--- Start Given data ---

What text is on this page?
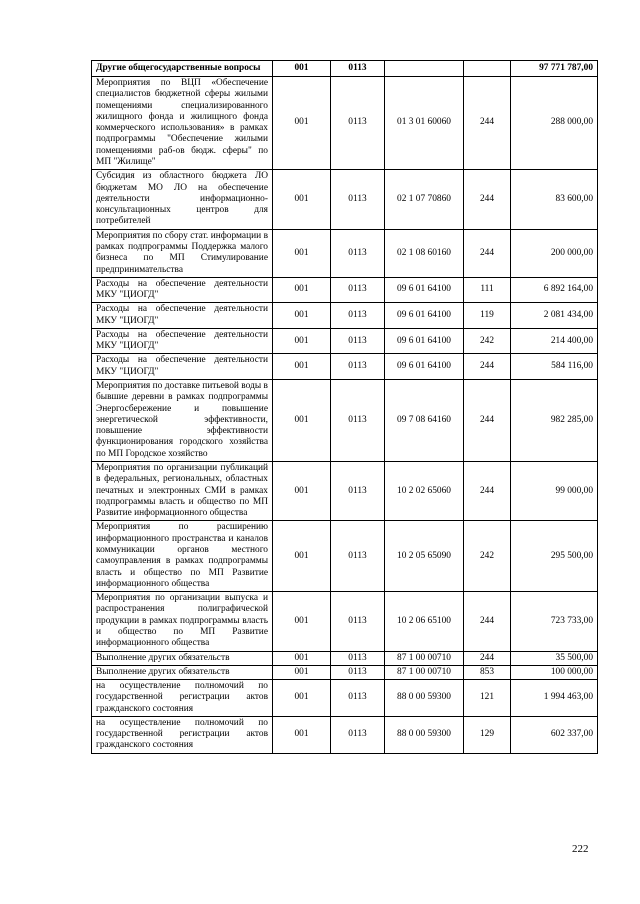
Другие общегосударственные вопросы	001	0113			97 771 787,00
Мероприятия по ВЦП «Обеспечение специалистов бюджетной сферы жилыми помещениями специализированного жилищного фонда и жилищного фонда коммерческого использования» в рамках подпрограммы "Обеспечение жилыми помещениями раб-ов бюдж. сферы" по МП "Жилище"	001	0113	01 3 01 60060	244	288 000,00
Субсидия из областного бюджета ЛО бюджетам МО ЛО на обеспечение деятельности информационно-консультационных центров для потребителей	001	0113	02 1 07 70860	244	83 600,00
Мероприятия по сбору стат. информации в рамках подпрограммы Поддержка малого бизнеса по МП Стимулирование предпринимательства	001	0113	02 1 08 60160	244	200 000,00
Расходы на обеспечение деятельности МКУ "ЦИОГД"	001	0113	09 6 01 64100	111	6 892 164,00
Расходы на обеспечение деятельности МКУ "ЦИОГД"	001	0113	09 6 01 64100	119	2 081 434,00
Расходы на обеспечение деятельности МКУ "ЦИОГД"	001	0113	09 6 01 64100	242	214 400,00
Расходы на обеспечение деятельности МКУ "ЦИОГД"	001	0113	09 6 01 64100	244	584 116,00
Мероприятия по доставке питьевой воды в бывшие деревни в рамках подпрограммы Энергосбережение и повышение энергетической эффективности, повышение эффективности функционирования городского хозяйства по МП Городское хозяйство	001	0113	09 7 08 64160	244	982 285,00
Мероприятия по организации публикаций в федеральных, региональных, областных печатных и электронных СМИ в рамках подпрограммы власть и общество по МП Развитие информационного общества	001	0113	10 2 02 65060	244	99 000,00
Мероприятия по расширению информационного пространства и каналов коммуникации органов местного самоуправления в рамках подпрограммы власть и общество по МП Развитие информационного общества	001	0113	10 2 05 65090	242	295 500,00
Мероприятия по организации выпуска и распространения полиграфической продукции в рамках подпрограммы власть и общество по МП Развитие информационного общества	001	0113	10 2 06 65100	244	723 733,00
Выполнение других обязательств	001	0113	87 1 00 00710	244	35 500,00
Выполнение других обязательств	001	0113	87 1 00 00710	853	100 000,00
на осуществление полномочий по государственной регистрации актов гражданского состояния	001	0113	88 0 00 59300	121	1 994 463,00
на осуществление полномочий по государственной регистрации актов гражданского состояния	001	0113	88 0 00 59300	129	602 337,00
222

--- End Given data ---

» **Work to do**
Only lines holding the string "актов" are wanted; gather each one from the entries above.

» **Exercise answer**
на осуществление полномочий по государственной регистрации актов гражданского состояния	001	0113	88 0 00 59300	121	1 994 463,00
на осуществление полномочий по государственной регистрации актов гражданского состояния	001	0113	88 0 00 59300	129	602 337,00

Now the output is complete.